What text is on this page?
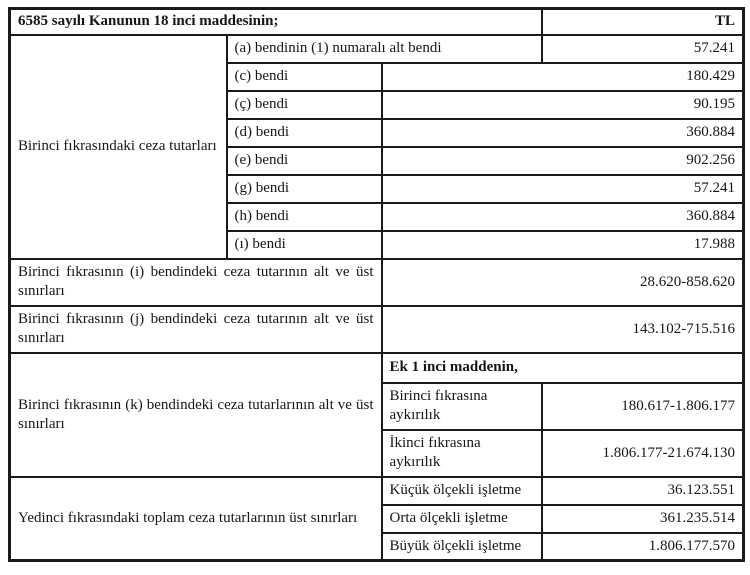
6585 sayılı Kanunun 18 inci maddesinin;			TL
Birinci fıkrasındaki ceza tutarları	(a) bendinin (1) numaralı alt bendi		57.241
	(c) bendi	180.429	
	(ç) bendi	90.195	
	(d) bendi	360.884	
	(e) bendi	902.256	
	(g) bendi	57.241	
	(h) bendi	360.884	
	(ı) bendi	17.988	
Birinci fıkrasının (i) bendindeki ceza tutarının alt ve üst sınırları		28.620-858.620	
Birinci fıkrasının (j) bendindeki ceza tutarının alt ve üst sınırları		143.102-715.516	
Birinci fıkrasının (k) bendindeki ceza tutarlarının alt ve üst sınırları		Ek 1 inci maddenin,	
		Birinci fıkrasına aykırılık	180.617-1.806.177
		İkinci fıkrasına aykırılık	1.806.177-21.674.130
Yedinci fıkrasındaki toplam ceza tutarlarının üst sınırları		Küçük ölçekli işletme	36.123.551
		Orta ölçekli işletme	361.235.514
		Büyük ölçekli işletme	1.806.177.570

**Stated task**: Using the records above, list each line that includes "fıkrasının".

**Result**:
Birinci fıkrasının (i) bendindeki ceza tutarının alt ve üst sınırları		28.620-858.620	
Birinci fıkrasının (j) bendindeki ceza tutarının alt ve üst sınırları		143.102-715.516	
Birinci fıkrasının (k) bendindeki ceza tutarlarının alt ve üst sınırları		Ek 1 inci maddenin,	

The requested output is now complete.